• **Directive**
Go through the material below and report how many lines contain "Knowledge". Give only the number.

* start *

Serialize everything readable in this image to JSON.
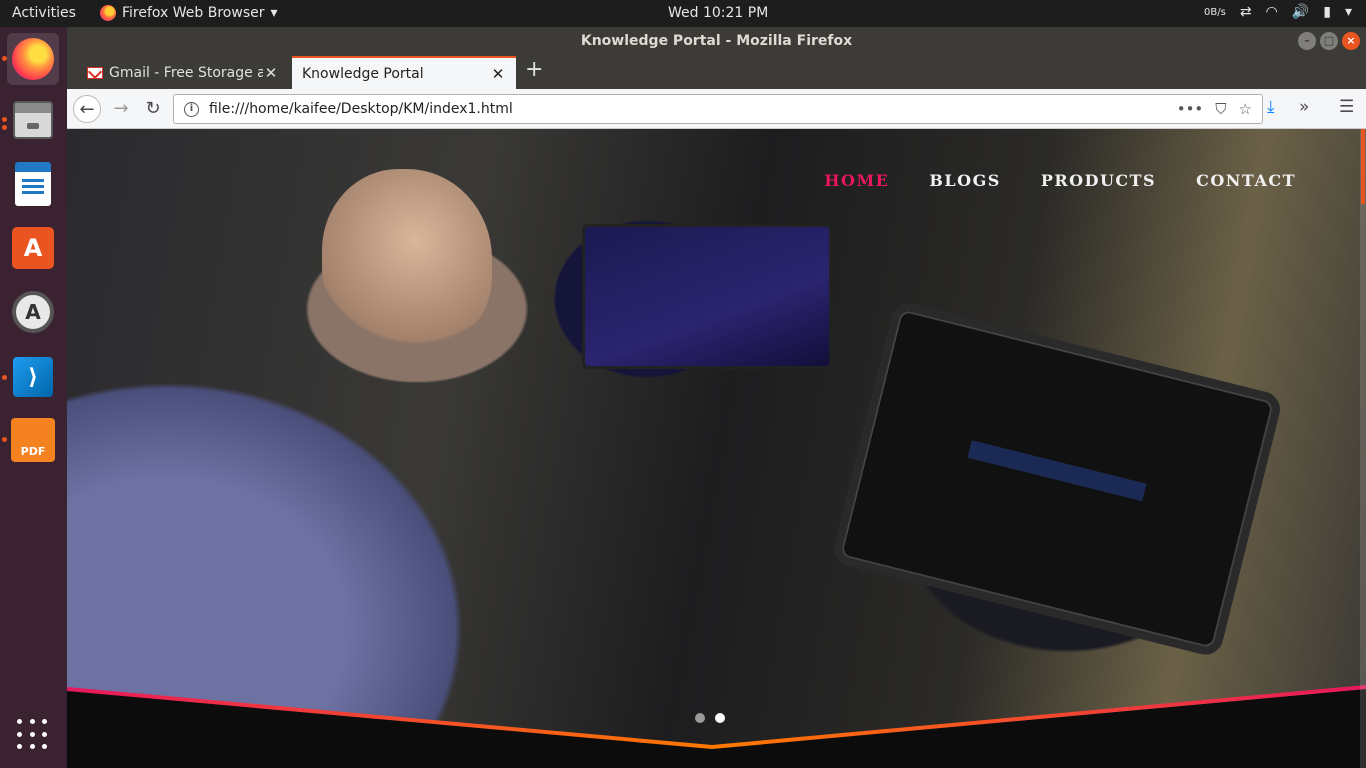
{
  "topbar": {
    "activities": "Activities",
    "app_menu": "Firefox Web Browser",
    "clock": "Wed 10:21 PM",
    "net_speed": "0B/s"
  },
  "dock": {
    "items": [
      {
        "name": "firefox-icon"
      },
      {
        "name": "files-icon"
      },
      {
        "name": "libreoffice-writer-icon"
      },
      {
        "name": "ubuntu-software-icon"
      },
      {
        "name": "software-updater-icon"
      },
      {
        "name": "vscode-icon"
      },
      {
        "name": "pdf-editor-icon",
        "label": "PDF"
      }
    ]
  },
  "window": {
    "title": "Knowledge Portal - Mozilla Firefox"
  },
  "tabs": [
    {
      "label": "Gmail - Free Storage and",
      "active": false
    },
    {
      "label": "Knowledge Portal",
      "active": true
    }
  ],
  "urlbar": {
    "url": "file:///home/kaifee/Desktop/KM/index1.html"
  },
  "site": {
    "nav": [
      {
        "label": "HOME",
        "current": true
      },
      {
        "label": "BLOGS",
        "current": false
      },
      {
        "label": "PRODUCTS",
        "current": false
      },
      {
        "label": "CONTACT",
        "current": false
      }
    ],
    "slider": {
      "slides": 2,
      "active": 2
    }
  },
  "colors": {
    "accent": "#e95420",
    "nav_active": "#e8175d",
    "wave_start": "#e8175d",
    "wave_end": "#ff7a00"
  }
}
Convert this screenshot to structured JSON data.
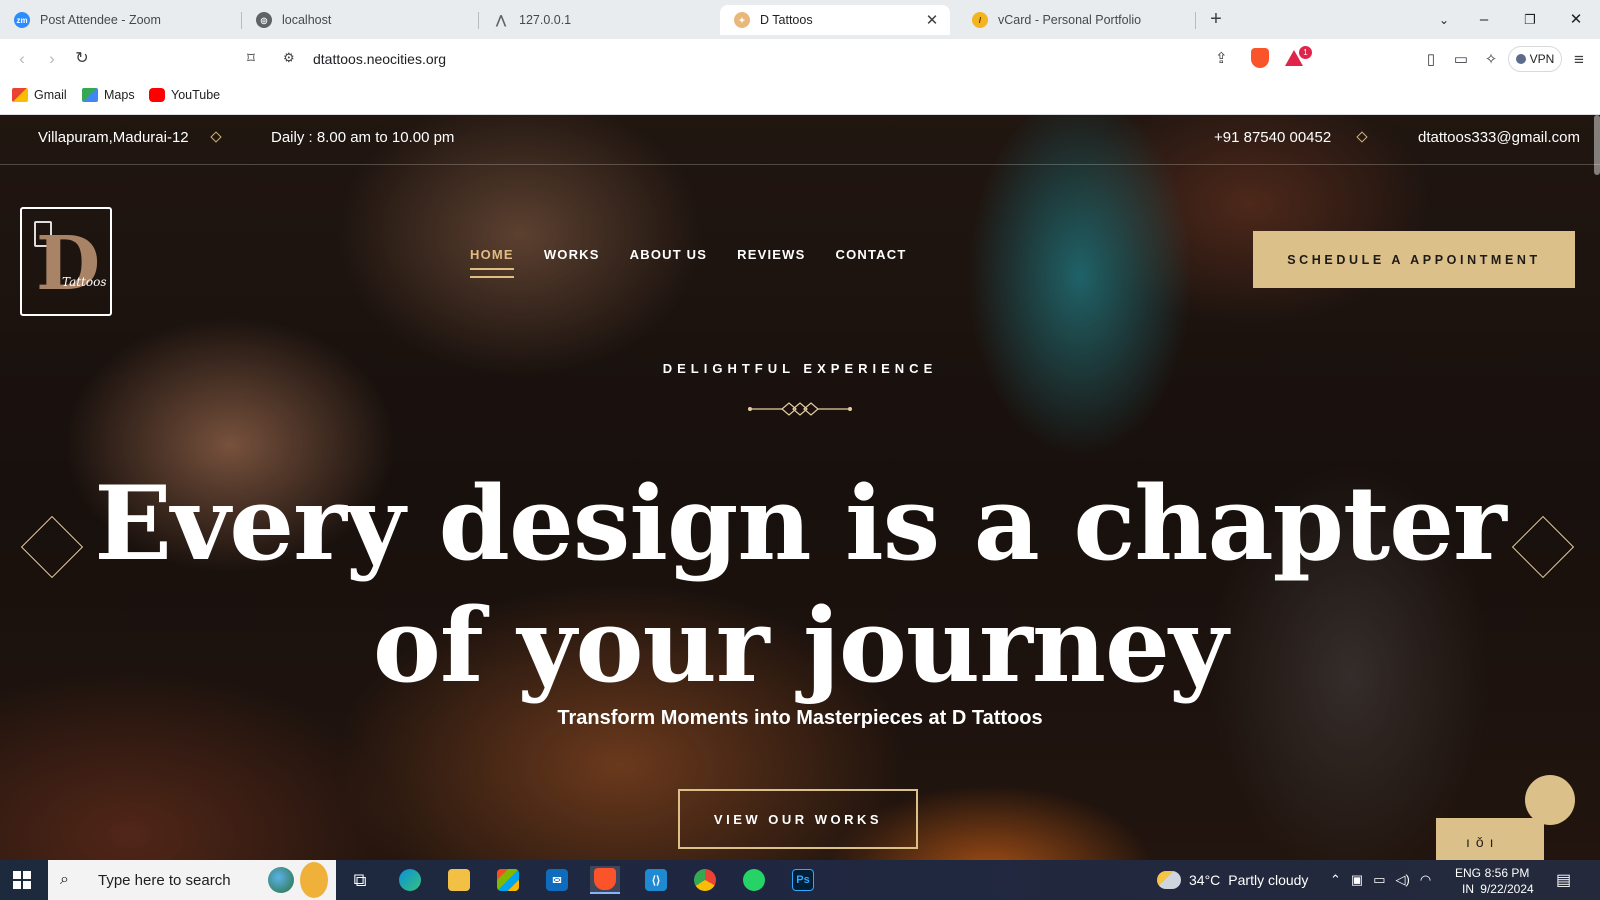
{
  "browser": {
    "tabs": [
      {
        "title": "Post Attendee - Zoom",
        "icon": "zoom-icon",
        "active": false
      },
      {
        "title": "localhost",
        "icon": "globe-icon",
        "active": false
      },
      {
        "title": "127.0.0.1",
        "icon": "site-icon",
        "active": false
      },
      {
        "title": "D Tattoos",
        "icon": "tattoo-icon",
        "active": true
      },
      {
        "title": "vCard - Personal Portfolio",
        "icon": "vcard-icon",
        "active": false
      }
    ],
    "url": "dtattoos.neocities.org",
    "vpn_label": "VPN",
    "notification_count": "1",
    "bookmarks": [
      {
        "label": "Gmail",
        "icon": "gmail-icon"
      },
      {
        "label": "Maps",
        "icon": "maps-icon"
      },
      {
        "label": "YouTube",
        "icon": "youtube-icon"
      }
    ]
  },
  "site": {
    "topbar": {
      "address": "Villapuram,Madurai-12",
      "hours": "Daily : 8.00 am to 10.00 pm",
      "phone": "+91 87540 00452",
      "email": "dtattoos333@gmail.com"
    },
    "logo": {
      "letter": "D",
      "script": "Tattoos"
    },
    "nav": [
      {
        "label": "HOME",
        "active": true
      },
      {
        "label": "WORKS",
        "active": false
      },
      {
        "label": "ABOUT US",
        "active": false
      },
      {
        "label": "REVIEWS",
        "active": false
      },
      {
        "label": "CONTACT",
        "active": false
      }
    ],
    "cta_label": "SCHEDULE A APPOINTMENT",
    "hero": {
      "tagline": "DELIGHTFUL EXPERIENCE",
      "headline_line1": "Every design is a chapter",
      "headline_line2": "of your journey",
      "subheading": "Transform Moments into Masterpieces at D Tattoos",
      "button_label": "VIEW OUR WORKS"
    },
    "colors": {
      "accent": "#dcc08a",
      "text": "#ffffff"
    }
  },
  "taskbar": {
    "search_placeholder": "Type here to search",
    "weather": {
      "temp": "34°C",
      "condition": "Partly cloudy"
    },
    "language": {
      "line1": "ENG",
      "line2": "IN"
    },
    "time": "8:56 PM",
    "date": "9/22/2024"
  }
}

* end *

• **Task answer**
2